**SHORT TASK:** Scan the listing below for the word "proses" and state how many lines hold it. Write nothing but the number.

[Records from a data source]
──────────

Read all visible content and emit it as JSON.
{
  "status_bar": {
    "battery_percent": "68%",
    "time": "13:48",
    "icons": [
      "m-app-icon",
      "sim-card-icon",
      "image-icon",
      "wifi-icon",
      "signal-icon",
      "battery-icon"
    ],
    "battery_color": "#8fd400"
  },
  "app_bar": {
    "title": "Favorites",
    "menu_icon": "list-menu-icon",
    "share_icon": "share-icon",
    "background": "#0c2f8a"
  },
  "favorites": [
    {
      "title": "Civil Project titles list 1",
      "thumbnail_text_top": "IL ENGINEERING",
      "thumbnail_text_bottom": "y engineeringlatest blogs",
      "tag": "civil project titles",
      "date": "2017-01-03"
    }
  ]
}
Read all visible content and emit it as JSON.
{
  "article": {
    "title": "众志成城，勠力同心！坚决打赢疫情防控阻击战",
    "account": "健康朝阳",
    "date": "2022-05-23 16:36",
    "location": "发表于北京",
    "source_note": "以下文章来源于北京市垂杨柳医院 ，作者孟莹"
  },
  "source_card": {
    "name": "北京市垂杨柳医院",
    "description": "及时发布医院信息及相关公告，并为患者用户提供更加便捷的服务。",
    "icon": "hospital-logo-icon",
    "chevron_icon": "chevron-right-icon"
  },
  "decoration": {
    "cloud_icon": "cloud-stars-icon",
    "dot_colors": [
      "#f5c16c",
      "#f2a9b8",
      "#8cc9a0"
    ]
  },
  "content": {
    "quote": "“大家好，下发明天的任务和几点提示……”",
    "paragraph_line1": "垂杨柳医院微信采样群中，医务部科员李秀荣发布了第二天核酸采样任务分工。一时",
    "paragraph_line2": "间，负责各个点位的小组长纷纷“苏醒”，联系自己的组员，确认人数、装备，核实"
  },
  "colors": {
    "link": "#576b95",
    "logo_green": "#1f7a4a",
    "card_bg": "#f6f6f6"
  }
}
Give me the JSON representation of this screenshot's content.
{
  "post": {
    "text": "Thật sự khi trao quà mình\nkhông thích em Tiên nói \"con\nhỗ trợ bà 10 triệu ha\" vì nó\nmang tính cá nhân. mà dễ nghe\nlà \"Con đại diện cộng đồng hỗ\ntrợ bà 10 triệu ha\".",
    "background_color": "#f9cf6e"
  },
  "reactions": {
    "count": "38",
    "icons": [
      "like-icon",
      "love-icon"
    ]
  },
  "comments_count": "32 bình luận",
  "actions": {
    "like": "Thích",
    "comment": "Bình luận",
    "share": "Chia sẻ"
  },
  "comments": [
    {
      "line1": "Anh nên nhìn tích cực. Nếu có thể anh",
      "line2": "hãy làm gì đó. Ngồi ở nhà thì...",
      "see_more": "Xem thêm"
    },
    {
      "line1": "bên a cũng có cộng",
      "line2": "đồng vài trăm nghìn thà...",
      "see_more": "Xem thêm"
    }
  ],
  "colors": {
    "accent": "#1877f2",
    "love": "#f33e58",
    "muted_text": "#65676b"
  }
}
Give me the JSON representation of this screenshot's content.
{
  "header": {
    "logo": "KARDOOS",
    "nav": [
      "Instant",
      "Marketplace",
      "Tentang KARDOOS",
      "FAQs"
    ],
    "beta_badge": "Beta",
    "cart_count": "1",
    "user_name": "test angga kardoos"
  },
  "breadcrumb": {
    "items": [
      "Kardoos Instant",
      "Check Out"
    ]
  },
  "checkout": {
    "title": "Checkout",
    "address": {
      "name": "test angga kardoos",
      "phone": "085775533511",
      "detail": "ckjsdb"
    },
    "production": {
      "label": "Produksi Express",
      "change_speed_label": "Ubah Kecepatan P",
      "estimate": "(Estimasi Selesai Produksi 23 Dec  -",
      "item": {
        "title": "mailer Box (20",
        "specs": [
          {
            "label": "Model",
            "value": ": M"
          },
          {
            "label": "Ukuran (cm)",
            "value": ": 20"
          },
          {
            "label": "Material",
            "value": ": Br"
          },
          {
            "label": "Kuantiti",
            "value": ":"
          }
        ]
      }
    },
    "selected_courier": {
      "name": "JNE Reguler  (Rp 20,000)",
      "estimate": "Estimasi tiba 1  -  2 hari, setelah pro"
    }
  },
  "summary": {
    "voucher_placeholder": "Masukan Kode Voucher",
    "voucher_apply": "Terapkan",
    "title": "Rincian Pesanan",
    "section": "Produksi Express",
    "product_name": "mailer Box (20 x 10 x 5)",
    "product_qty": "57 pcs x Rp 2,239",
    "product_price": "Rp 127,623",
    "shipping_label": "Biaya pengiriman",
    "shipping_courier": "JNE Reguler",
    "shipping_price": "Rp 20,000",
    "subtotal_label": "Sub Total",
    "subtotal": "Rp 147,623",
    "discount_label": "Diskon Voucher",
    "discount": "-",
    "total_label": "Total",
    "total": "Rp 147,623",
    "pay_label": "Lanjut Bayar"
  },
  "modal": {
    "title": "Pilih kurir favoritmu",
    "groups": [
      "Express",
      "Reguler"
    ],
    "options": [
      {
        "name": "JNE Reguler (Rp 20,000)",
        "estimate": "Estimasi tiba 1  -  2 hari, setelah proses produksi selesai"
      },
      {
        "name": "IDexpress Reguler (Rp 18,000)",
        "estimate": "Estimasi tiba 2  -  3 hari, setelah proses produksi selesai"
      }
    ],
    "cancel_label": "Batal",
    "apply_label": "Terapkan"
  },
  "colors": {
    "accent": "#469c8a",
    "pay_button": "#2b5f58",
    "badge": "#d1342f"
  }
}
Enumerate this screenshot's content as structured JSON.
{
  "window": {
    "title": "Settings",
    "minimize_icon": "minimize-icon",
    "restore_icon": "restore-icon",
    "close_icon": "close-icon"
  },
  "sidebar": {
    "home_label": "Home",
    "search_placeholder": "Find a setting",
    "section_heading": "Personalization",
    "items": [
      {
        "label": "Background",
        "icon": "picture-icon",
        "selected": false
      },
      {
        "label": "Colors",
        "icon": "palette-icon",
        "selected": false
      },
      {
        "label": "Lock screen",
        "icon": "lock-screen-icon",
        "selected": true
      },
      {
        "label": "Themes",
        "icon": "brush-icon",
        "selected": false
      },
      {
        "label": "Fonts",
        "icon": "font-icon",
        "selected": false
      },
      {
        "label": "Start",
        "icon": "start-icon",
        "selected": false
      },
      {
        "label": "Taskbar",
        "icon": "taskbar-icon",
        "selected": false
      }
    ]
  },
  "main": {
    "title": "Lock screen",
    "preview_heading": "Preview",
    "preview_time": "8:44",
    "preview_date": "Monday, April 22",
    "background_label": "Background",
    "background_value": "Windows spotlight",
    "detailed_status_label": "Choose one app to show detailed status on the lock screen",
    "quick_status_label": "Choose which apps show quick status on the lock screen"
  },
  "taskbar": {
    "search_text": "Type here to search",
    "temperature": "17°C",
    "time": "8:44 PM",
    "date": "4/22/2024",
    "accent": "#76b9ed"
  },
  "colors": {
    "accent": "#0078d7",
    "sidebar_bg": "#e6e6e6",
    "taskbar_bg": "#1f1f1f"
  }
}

──────────

**EXERCISE SOLUTION:** 2